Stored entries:
::::::::

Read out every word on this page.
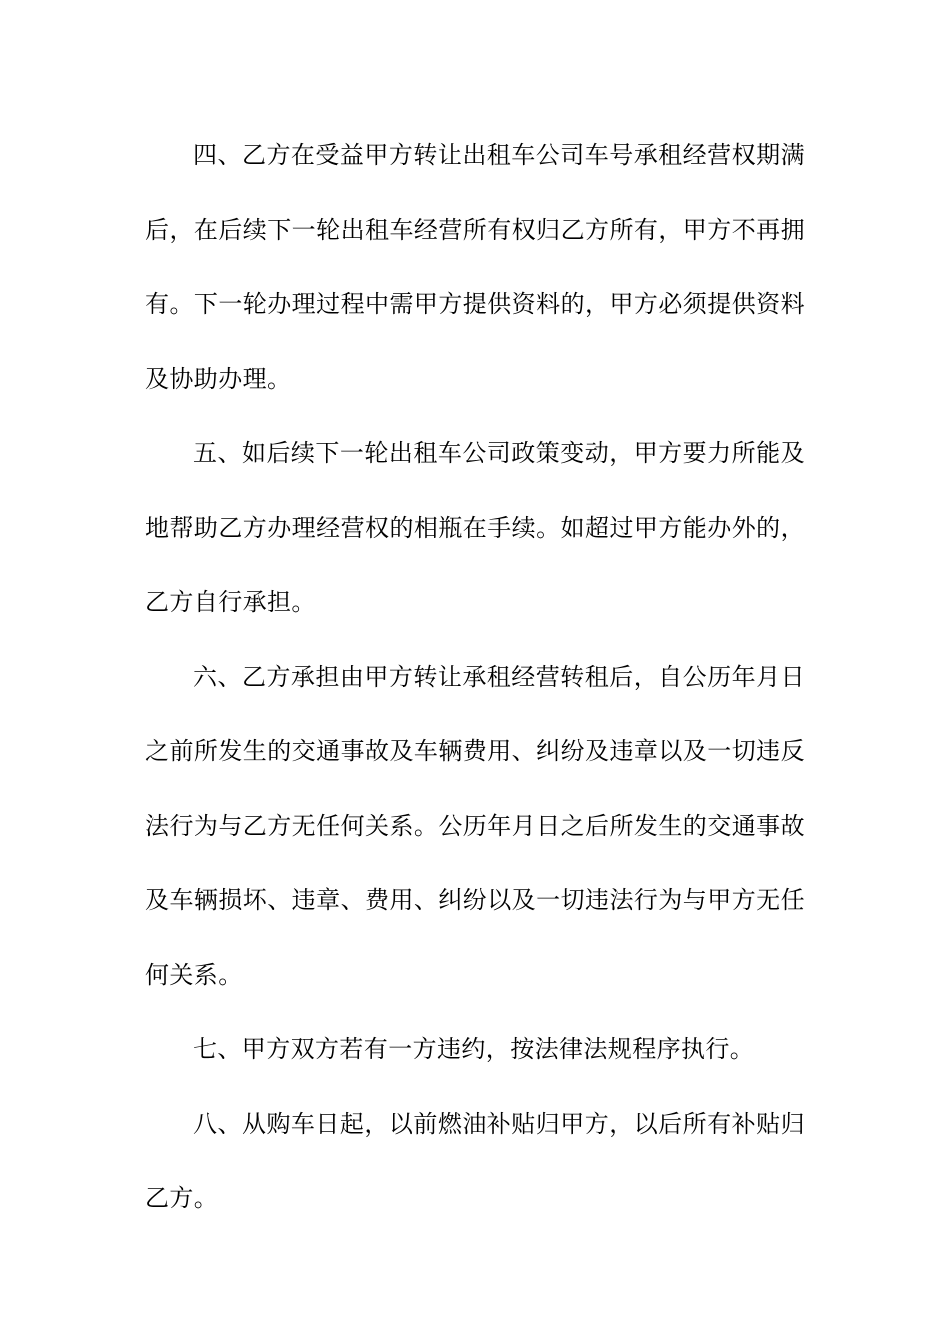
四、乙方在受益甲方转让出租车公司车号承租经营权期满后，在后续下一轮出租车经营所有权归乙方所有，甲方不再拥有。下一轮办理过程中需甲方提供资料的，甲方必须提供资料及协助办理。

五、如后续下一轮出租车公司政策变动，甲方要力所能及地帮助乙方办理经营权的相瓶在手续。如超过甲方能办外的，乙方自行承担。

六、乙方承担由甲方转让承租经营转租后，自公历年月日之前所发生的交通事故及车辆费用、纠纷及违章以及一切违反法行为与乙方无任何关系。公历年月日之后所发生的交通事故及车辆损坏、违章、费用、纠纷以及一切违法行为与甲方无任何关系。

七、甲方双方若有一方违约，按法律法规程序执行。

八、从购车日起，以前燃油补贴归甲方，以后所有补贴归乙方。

::::::::

WHAT THE TASK ASKS: Reproduce the material above verbatim; omit every picture.

PROBLEM SOLUTION:
Read out every word on this page.
四、乙方在受益甲方转让出租车公司车号承租经营权期满后，在后续下一轮出租车经营所有权归乙方所有，甲方不再拥有。下一轮办理过程中需甲方提供资料的，甲方必须提供资料及协助办理。

五、如后续下一轮出租车公司政策变动，甲方要力所能及地帮助乙方办理经营权的相瓶在手续。如超过甲方能办外的，乙方自行承担。

六、乙方承担由甲方转让承租经营转租后，自公历年月日之前所发生的交通事故及车辆费用、纠纷及违章以及一切违反法行为与乙方无任何关系。公历年月日之后所发生的交通事故及车辆损坏、违章、费用、纠纷以及一切违法行为与甲方无任何关系。

七、甲方双方若有一方违约，按法律法规程序执行。

八、从购车日起，以前燃油补贴归甲方，以后所有补贴归乙方。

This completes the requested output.